**Your instructions:**
Can you transcribe every record below exactly as it appears?

**Data listing:**
+ + + +
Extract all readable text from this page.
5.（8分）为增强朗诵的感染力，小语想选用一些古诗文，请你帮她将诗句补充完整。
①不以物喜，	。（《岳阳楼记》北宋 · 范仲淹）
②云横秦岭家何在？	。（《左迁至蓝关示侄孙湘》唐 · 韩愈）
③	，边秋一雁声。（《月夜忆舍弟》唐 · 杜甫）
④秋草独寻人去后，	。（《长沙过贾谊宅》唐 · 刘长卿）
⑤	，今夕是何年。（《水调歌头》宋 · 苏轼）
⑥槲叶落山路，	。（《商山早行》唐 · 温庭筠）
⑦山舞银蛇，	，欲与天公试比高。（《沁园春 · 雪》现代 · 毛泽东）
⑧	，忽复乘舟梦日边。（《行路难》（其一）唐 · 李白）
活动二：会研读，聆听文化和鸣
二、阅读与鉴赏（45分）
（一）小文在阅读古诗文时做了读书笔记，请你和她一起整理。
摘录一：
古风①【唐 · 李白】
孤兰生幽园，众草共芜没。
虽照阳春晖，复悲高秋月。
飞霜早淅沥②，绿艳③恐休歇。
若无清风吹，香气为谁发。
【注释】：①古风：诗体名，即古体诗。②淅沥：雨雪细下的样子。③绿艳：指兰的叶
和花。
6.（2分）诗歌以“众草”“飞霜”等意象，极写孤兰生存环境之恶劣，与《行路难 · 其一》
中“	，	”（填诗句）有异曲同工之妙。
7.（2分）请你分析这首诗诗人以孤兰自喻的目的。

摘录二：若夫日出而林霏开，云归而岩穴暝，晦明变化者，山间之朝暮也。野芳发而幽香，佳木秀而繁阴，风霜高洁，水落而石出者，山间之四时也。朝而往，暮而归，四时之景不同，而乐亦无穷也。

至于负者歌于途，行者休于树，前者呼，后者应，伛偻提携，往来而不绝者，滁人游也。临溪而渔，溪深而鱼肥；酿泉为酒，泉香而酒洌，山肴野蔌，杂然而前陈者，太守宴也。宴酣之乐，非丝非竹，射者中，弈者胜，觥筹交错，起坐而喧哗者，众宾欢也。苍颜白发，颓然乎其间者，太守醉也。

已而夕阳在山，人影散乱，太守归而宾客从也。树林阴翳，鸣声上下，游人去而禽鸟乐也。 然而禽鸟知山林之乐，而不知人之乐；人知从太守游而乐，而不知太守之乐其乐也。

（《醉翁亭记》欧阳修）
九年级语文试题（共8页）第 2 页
+ + + +
**Reply to the task:**
Extract all readable text from this page.
5.（8分）为增强朗诵的感染力，小语想选用一些古诗文，请你帮她将诗句补充完整。
①不以物喜，	。（《岳阳楼记》北宋 · 范仲淹）
②云横秦岭家何在？	。（《左迁至蓝关示侄孙湘》唐 · 韩愈）
③	，边秋一雁声。（《月夜忆舍弟》唐 · 杜甫）
④秋草独寻人去后，	。（《长沙过贾谊宅》唐 · 刘长卿）
⑤	，今夕是何年。（《水调歌头》宋 · 苏轼）
⑥槲叶落山路，	。（《商山早行》唐 · 温庭筠）
⑦山舞银蛇，	，欲与天公试比高。（《沁园春 · 雪》现代 · 毛泽东）
⑧	，忽复乘舟梦日边。（《行路难》（其一）唐 · 李白）
活动二：会研读，聆听文化和鸣
二、阅读与鉴赏（45分）
（一）小文在阅读古诗文时做了读书笔记，请你和她一起整理。
摘录一：
古风①【唐 · 李白】
孤兰生幽园，众草共芜没。
虽照阳春晖，复悲高秋月。
飞霜早淅沥②，绿艳③恐休歇。
若无清风吹，香气为谁发。
【注释】：①古风：诗体名，即古体诗。②淅沥：雨雪细下的样子。③绿艳：指兰的叶
和花。
6.（2分）诗歌以“众草”“飞霜”等意象，极写孤兰生存环境之恶劣，与《行路难 · 其一》
中“	，	”（填诗句）有异曲同工之妙。
7.（2分）请你分析这首诗诗人以孤兰自喻的目的。

摘录二：若夫日出而林霏开，云归而岩穴暝，晦明变化者，山间之朝暮也。野芳发而幽香，佳木秀而繁阴，风霜高洁，水落而石出者，山间之四时也。朝而往，暮而归，四时之景不同，而乐亦无穷也。

至于负者歌于途，行者休于树，前者呼，后者应，伛偻提携，往来而不绝者，滁人游也。临溪而渔，溪深而鱼肥；酿泉为酒，泉香而酒洌，山肴野蔌，杂然而前陈者，太守宴也。宴酣之乐，非丝非竹，射者中，弈者胜，觥筹交错，起坐而喧哗者，众宾欢也。苍颜白发，颓然乎其间者，太守醉也。

已而夕阳在山，人影散乱，太守归而宾客从也。树林阴翳，鸣声上下，游人去而禽鸟乐也。 然而禽鸟知山林之乐，而不知人之乐；人知从太守游而乐，而不知太守之乐其乐也。

（《醉翁亭记》欧阳修）
九年级语文试题（共8页）第 2 页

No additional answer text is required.